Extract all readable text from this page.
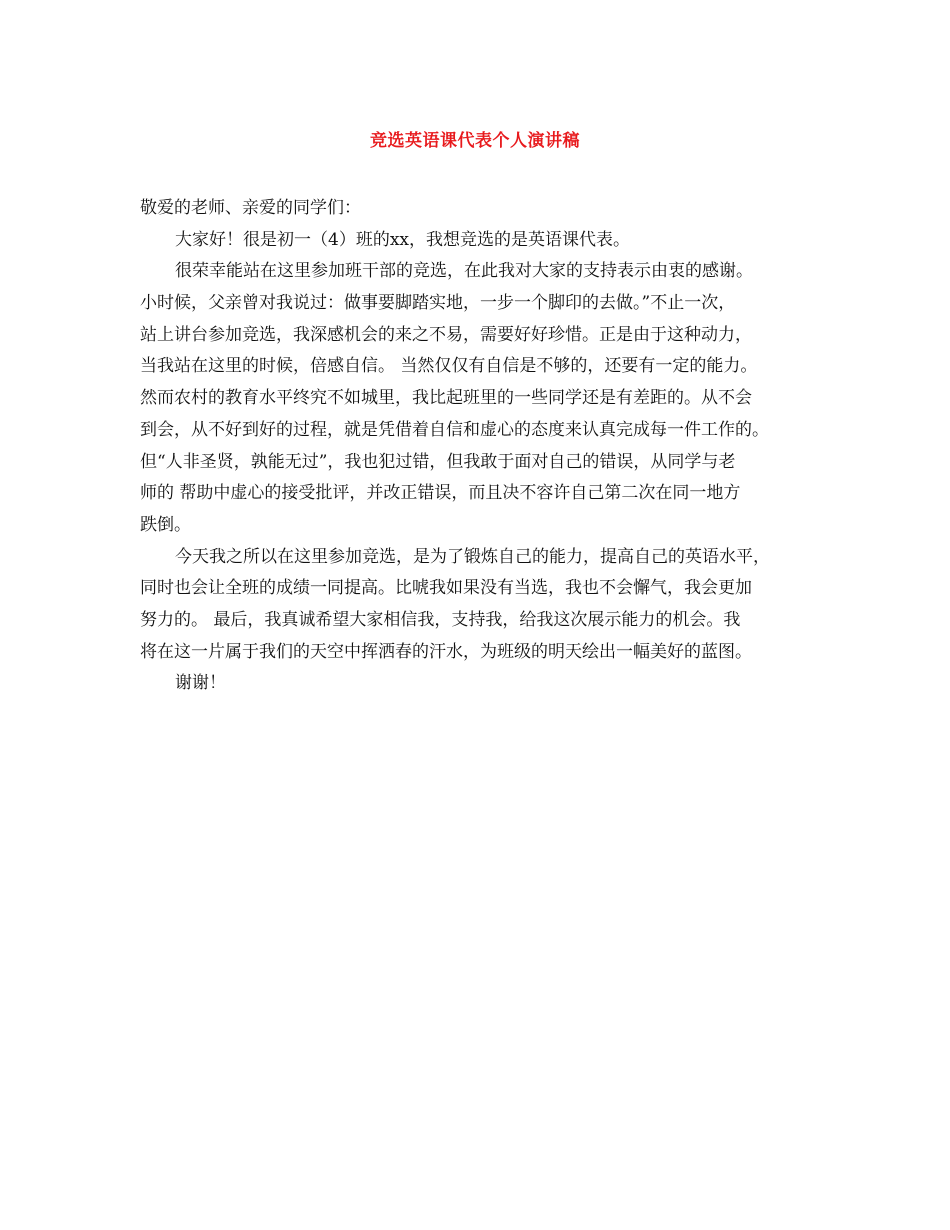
竞选英语课代表个人演讲稿
敬爱的老师、亲爱的同学们：
大家好！很是初一（4）班的xx，我想竞选的是英语课代表。
很荣幸能站在这里参加班干部的竞选，在此我对大家的支持表示由衷的感谢。
小时候，父亲曾对我说过：做事要脚踏实地，一步一个脚印的去做。”不止一次，
站上讲台参加竞选，我深感机会的来之不易，需要好好珍惜。正是由于这种动力，
当我站在这里的时候，倍感自信。 当然仅仅有自信是不够的，还要有一定的能力。
然而农村的教育水平终究不如城里，我比起班里的一些同学还是有差距的。从不会
到会，从不好到好的过程，就是凭借着自信和虚心的态度来认真完成每一件工作的。
但“人非圣贤，孰能无过”，我也犯过错，但我敢于面对自己的错误，从同学与老
师的 帮助中虚心的接受批评，并改正错误，而且决不容许自己第二次在同一地方
跌倒。
今天我之所以在这里参加竞选，是为了锻炼自己的能力，提高自己的英语水平，
同时也会让全班的成绩一同提高。比唬我如果没有当选，我也不会懈气，我会更加
努力的。 最后，我真诚希望大家相信我，支持我，给我这次展示能力的机会。我
将在这一片属于我们的天空中挥洒春的汗水，为班级的明天绘出一幅美好的蓝图。
谢谢！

◇ ◇ ◇ ◇ ◇ ◇ ◇

* Problem to solve: Return the records exactly. Don't carry the pictures over.

* Solution for this exercise:
Extract all readable text from this page.
竞选英语课代表个人演讲稿
敬爱的老师、亲爱的同学们：
大家好！很是初一（4）班的xx，我想竞选的是英语课代表。
很荣幸能站在这里参加班干部的竞选，在此我对大家的支持表示由衷的感谢。
小时候，父亲曾对我说过：做事要脚踏实地，一步一个脚印的去做。”不止一次，
站上讲台参加竞选，我深感机会的来之不易，需要好好珍惜。正是由于这种动力，
当我站在这里的时候，倍感自信。 当然仅仅有自信是不够的，还要有一定的能力。
然而农村的教育水平终究不如城里，我比起班里的一些同学还是有差距的。从不会
到会，从不好到好的过程，就是凭借着自信和虚心的态度来认真完成每一件工作的。
但“人非圣贤，孰能无过”，我也犯过错，但我敢于面对自己的错误，从同学与老
师的 帮助中虚心的接受批评，并改正错误，而且决不容许自己第二次在同一地方
跌倒。
今天我之所以在这里参加竞选，是为了锻炼自己的能力，提高自己的英语水平，
同时也会让全班的成绩一同提高。比唬我如果没有当选，我也不会懈气，我会更加
努力的。 最后，我真诚希望大家相信我，支持我，给我这次展示能力的机会。我
将在这一片属于我们的天空中挥洒春的汗水，为班级的明天绘出一幅美好的蓝图。
谢谢！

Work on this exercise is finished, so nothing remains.